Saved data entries
########

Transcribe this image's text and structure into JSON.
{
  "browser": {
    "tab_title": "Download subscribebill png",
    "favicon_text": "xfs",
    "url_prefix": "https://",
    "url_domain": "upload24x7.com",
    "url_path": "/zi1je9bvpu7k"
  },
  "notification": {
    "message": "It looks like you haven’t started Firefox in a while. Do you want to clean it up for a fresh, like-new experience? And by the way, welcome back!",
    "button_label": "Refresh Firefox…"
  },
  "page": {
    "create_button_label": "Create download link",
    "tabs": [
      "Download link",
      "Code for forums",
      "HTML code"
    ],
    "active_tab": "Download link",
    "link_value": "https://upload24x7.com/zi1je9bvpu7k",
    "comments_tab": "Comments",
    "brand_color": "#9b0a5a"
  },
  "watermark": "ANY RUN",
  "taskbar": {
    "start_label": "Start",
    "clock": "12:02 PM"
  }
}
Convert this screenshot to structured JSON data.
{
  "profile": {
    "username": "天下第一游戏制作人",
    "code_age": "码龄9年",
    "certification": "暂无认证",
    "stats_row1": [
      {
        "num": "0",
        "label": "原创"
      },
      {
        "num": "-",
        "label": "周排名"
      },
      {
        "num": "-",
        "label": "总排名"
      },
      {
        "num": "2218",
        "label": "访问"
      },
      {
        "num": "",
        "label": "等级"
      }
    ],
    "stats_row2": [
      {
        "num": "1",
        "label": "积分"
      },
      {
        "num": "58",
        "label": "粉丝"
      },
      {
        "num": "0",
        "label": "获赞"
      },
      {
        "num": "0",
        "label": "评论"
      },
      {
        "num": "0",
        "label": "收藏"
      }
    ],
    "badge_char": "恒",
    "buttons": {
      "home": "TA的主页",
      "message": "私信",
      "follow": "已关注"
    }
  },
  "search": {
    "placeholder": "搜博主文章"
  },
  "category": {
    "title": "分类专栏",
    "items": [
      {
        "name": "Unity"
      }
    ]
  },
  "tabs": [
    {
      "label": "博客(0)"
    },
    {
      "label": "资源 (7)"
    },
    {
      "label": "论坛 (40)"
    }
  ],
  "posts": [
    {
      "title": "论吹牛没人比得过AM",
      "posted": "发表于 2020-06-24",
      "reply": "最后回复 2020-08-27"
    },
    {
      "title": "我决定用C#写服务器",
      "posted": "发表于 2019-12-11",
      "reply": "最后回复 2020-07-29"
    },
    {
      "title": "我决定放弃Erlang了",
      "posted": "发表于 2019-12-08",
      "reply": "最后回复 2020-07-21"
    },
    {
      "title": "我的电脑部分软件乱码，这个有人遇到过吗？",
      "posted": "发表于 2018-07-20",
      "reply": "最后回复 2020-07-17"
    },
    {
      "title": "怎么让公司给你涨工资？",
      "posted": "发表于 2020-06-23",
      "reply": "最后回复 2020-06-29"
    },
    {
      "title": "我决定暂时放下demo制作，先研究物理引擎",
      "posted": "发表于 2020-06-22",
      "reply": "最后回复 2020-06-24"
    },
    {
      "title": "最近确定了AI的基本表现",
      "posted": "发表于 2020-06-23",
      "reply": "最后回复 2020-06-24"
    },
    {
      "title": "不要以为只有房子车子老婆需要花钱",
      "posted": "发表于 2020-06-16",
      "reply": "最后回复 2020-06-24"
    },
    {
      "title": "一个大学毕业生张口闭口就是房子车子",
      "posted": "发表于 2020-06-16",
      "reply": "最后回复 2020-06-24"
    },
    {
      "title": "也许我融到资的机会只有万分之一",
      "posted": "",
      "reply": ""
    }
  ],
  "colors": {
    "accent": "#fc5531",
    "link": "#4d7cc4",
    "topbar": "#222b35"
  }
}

########

GIVEN REQUEST -
Every entry in the listing must be retyped exactly.

SOLUTION -
Transcribe this image's text and structure into JSON.
{
  "browser": {
    "tab_title": "Download subscribebill png",
    "favicon_text": "xfs",
    "url_prefix": "https://",
    "url_domain": "upload24x7.com",
    "url_path": "/zi1je9bvpu7k"
  },
  "notification": {
    "message": "It looks like you haven’t started Firefox in a while. Do you want to clean it up for a fresh, like-new experience? And by the way, welcome back!",
    "button_label": "Refresh Firefox…"
  },
  "page": {
    "create_button_label": "Create download link",
    "tabs": [
      "Download link",
      "Code for forums",
      "HTML code"
    ],
    "active_tab": "Download link",
    "link_value": "https://upload24x7.com/zi1je9bvpu7k",
    "comments_tab": "Comments",
    "brand_color": "#9b0a5a"
  },
  "watermark": "ANY RUN",
  "taskbar": {
    "start_label": "Start",
    "clock": "12:02 PM"
  }
}
Convert this screenshot to structured JSON data.
{
  "profile": {
    "username": "天下第一游戏制作人",
    "code_age": "码龄9年",
    "certification": "暂无认证",
    "stats_row1": [
      {
        "num": "0",
        "label": "原创"
      },
      {
        "num": "-",
        "label": "周排名"
      },
      {
        "num": "-",
        "label": "总排名"
      },
      {
        "num": "2218",
        "label": "访问"
      },
      {
        "num": "",
        "label": "等级"
      }
    ],
    "stats_row2": [
      {
        "num": "1",
        "label": "积分"
      },
      {
        "num": "58",
        "label": "粉丝"
      },
      {
        "num": "0",
        "label": "获赞"
      },
      {
        "num": "0",
        "label": "评论"
      },
      {
        "num": "0",
        "label": "收藏"
      }
    ],
    "badge_char": "恒",
    "buttons": {
      "home": "TA的主页",
      "message": "私信",
      "follow": "已关注"
    }
  },
  "search": {
    "placeholder": "搜博主文章"
  },
  "category": {
    "title": "分类专栏",
    "items": [
      {
        "name": "Unity"
      }
    ]
  },
  "tabs": [
    {
      "label": "博客(0)"
    },
    {
      "label": "资源 (7)"
    },
    {
      "label": "论坛 (40)"
    }
  ],
  "posts": [
    {
      "title": "论吹牛没人比得过AM",
      "posted": "发表于 2020-06-24",
      "reply": "最后回复 2020-08-27"
    },
    {
      "title": "我决定用C#写服务器",
      "posted": "发表于 2019-12-11",
      "reply": "最后回复 2020-07-29"
    },
    {
      "title": "我决定放弃Erlang了",
      "posted": "发表于 2019-12-08",
      "reply": "最后回复 2020-07-21"
    },
    {
      "title": "我的电脑部分软件乱码，这个有人遇到过吗？",
      "posted": "发表于 2018-07-20",
      "reply": "最后回复 2020-07-17"
    },
    {
      "title": "怎么让公司给你涨工资？",
      "posted": "发表于 2020-06-23",
      "reply": "最后回复 2020-06-29"
    },
    {
      "title": "我决定暂时放下demo制作，先研究物理引擎",
      "posted": "发表于 2020-06-22",
      "reply": "最后回复 2020-06-24"
    },
    {
      "title": "最近确定了AI的基本表现",
      "posted": "发表于 2020-06-23",
      "reply": "最后回复 2020-06-24"
    },
    {
      "title": "不要以为只有房子车子老婆需要花钱",
      "posted": "发表于 2020-06-16",
      "reply": "最后回复 2020-06-24"
    },
    {
      "title": "一个大学毕业生张口闭口就是房子车子",
      "posted": "发表于 2020-06-16",
      "reply": "最后回复 2020-06-24"
    },
    {
      "title": "也许我融到资的机会只有万分之一",
      "posted": "",
      "reply": ""
    }
  ],
  "colors": {
    "accent": "#fc5531",
    "link": "#4d7cc4",
    "topbar": "#222b35"
  }
}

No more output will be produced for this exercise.